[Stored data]
- - - - - - -

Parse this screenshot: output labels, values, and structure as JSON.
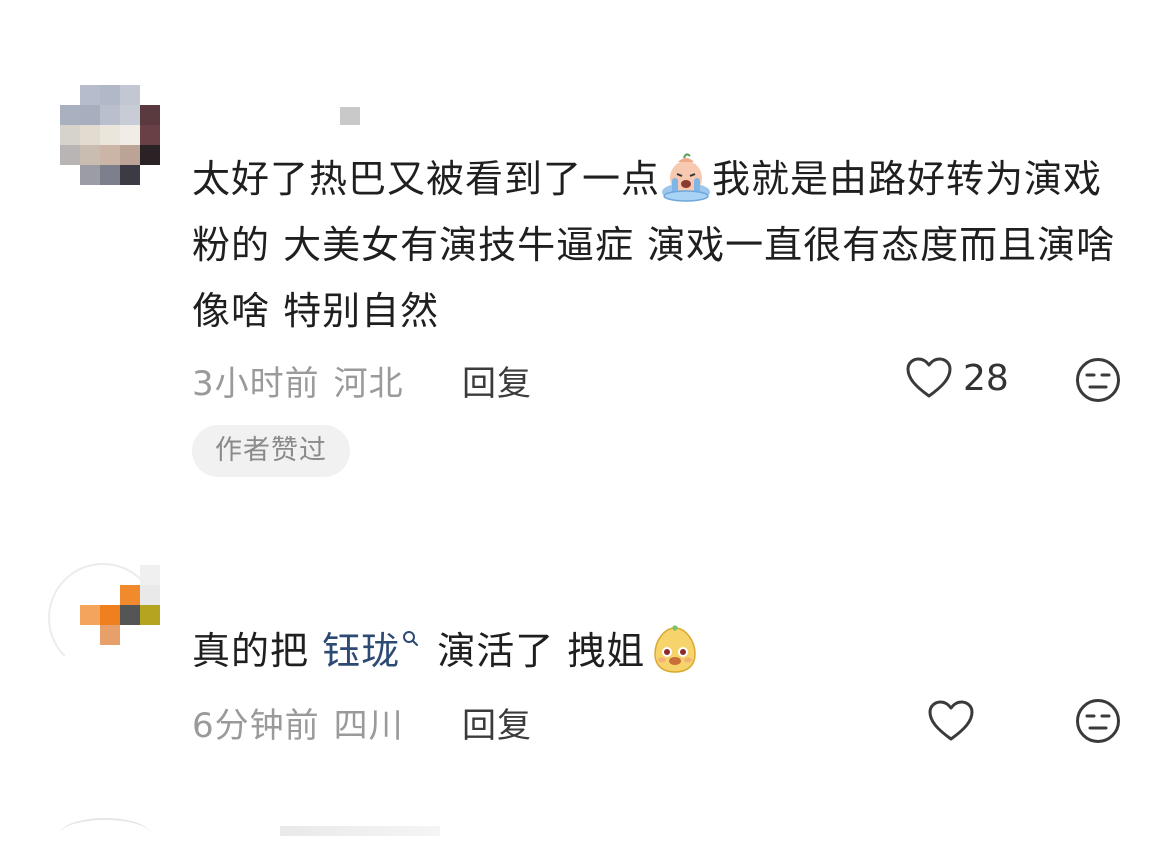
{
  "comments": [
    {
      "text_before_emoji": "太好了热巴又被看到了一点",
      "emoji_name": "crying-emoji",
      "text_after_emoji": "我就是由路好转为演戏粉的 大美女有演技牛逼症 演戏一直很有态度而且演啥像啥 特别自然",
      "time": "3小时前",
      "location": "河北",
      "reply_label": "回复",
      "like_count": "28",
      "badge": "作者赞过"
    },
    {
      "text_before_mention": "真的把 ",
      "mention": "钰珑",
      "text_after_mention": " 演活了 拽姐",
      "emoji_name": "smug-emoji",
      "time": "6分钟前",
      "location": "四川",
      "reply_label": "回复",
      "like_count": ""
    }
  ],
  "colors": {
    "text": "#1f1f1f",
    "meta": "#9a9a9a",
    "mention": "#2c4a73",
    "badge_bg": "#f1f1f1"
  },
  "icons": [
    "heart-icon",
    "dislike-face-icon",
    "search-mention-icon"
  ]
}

- - - - - - -

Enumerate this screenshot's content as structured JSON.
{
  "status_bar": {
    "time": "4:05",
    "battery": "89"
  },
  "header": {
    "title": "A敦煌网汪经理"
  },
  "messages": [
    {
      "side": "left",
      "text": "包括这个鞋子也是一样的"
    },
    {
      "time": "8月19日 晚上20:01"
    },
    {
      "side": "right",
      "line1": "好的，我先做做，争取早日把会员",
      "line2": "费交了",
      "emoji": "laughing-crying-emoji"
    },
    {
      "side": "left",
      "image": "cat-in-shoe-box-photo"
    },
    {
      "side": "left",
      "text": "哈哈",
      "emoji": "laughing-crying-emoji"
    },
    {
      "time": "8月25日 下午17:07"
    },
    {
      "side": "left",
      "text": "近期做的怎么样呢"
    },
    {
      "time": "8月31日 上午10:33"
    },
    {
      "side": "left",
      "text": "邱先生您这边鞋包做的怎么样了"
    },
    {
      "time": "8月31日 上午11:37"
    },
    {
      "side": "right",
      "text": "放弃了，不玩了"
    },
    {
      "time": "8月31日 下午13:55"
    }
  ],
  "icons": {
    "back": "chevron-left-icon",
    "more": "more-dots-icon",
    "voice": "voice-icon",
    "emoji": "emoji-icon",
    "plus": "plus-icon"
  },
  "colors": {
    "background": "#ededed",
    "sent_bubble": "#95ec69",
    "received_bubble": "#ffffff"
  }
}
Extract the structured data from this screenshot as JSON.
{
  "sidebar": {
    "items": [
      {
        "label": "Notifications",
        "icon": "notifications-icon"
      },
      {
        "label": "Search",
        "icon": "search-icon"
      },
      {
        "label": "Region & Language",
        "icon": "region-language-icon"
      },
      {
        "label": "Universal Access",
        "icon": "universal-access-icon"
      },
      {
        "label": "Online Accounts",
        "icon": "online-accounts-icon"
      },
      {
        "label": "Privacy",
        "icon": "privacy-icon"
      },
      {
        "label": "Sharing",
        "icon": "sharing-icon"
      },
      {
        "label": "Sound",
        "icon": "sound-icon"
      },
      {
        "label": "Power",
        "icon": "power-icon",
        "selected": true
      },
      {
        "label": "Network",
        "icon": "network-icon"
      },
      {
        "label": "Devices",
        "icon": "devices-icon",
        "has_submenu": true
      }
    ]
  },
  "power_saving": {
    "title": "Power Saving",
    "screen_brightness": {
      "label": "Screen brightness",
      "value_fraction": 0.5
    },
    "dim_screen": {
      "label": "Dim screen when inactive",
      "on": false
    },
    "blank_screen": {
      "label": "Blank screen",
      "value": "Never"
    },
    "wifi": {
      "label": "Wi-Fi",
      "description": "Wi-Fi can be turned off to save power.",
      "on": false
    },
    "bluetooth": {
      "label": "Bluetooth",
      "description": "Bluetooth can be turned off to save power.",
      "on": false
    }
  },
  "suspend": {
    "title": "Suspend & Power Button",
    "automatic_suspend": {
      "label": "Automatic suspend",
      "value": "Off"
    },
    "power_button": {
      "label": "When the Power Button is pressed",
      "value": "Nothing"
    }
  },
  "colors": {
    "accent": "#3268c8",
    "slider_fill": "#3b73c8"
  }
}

- - - - - - -

• **EXERCISE GOAL**
Copy each line holding the word "screenshot" from the listing above.

• **ANSWER TO THIS TASK**
Parse this screenshot: output labels, values, and structure as JSON.
Enumerate this screenshot's content as structured JSON.
Extract the structured data from this screenshot as JSON.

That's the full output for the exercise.